→ EXERCISE GOAL:
Check each line of the records below and collect those that include the word "label".

· · · ·

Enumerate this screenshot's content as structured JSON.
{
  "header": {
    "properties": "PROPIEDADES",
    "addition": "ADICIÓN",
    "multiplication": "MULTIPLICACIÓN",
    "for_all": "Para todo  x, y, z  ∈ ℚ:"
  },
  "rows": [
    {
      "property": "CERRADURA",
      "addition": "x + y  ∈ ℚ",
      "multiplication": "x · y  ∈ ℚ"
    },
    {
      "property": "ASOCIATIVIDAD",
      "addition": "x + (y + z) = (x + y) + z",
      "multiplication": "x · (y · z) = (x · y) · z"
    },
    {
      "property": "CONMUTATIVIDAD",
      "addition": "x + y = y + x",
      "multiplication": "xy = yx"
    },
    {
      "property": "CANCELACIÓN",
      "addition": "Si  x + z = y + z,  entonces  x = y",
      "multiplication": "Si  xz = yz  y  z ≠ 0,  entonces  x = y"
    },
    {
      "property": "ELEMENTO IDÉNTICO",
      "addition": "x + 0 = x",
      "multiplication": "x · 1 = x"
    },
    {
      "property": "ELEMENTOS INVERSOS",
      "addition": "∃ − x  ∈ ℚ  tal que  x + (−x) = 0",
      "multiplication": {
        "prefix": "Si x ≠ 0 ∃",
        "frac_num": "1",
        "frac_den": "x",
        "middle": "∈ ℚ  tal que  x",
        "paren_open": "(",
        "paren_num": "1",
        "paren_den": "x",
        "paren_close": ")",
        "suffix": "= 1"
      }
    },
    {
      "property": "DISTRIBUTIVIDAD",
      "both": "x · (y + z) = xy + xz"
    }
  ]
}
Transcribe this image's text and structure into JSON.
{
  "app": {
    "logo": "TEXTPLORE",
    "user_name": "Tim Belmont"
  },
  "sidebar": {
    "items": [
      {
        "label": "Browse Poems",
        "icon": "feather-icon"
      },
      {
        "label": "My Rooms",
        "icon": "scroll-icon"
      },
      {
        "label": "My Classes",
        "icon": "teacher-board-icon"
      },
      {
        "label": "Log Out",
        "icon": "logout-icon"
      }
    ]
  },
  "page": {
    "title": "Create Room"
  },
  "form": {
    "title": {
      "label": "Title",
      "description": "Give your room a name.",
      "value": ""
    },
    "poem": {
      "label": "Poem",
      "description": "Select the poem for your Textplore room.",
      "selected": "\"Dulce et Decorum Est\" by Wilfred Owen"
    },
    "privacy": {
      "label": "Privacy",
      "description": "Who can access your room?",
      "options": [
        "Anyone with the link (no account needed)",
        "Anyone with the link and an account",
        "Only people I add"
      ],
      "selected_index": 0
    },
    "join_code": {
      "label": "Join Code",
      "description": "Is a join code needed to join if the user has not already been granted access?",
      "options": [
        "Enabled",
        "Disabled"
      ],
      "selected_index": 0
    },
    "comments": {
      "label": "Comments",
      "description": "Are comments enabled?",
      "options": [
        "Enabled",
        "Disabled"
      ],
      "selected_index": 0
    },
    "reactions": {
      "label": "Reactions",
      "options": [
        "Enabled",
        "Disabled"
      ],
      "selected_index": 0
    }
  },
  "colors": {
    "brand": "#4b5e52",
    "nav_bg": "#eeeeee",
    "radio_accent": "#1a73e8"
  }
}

· · · ·

→ RESULT OF THIS EXERCISE:
        "label": "Browse Poems",
        "label": "My Rooms",
        "label": "My Classes",
        "label": "Log Out",
      "label": "Title",
      "label": "Poem",
      "label": "Privacy",
      "label": "Join Code",
      "label": "Comments",
      "label": "Reactions",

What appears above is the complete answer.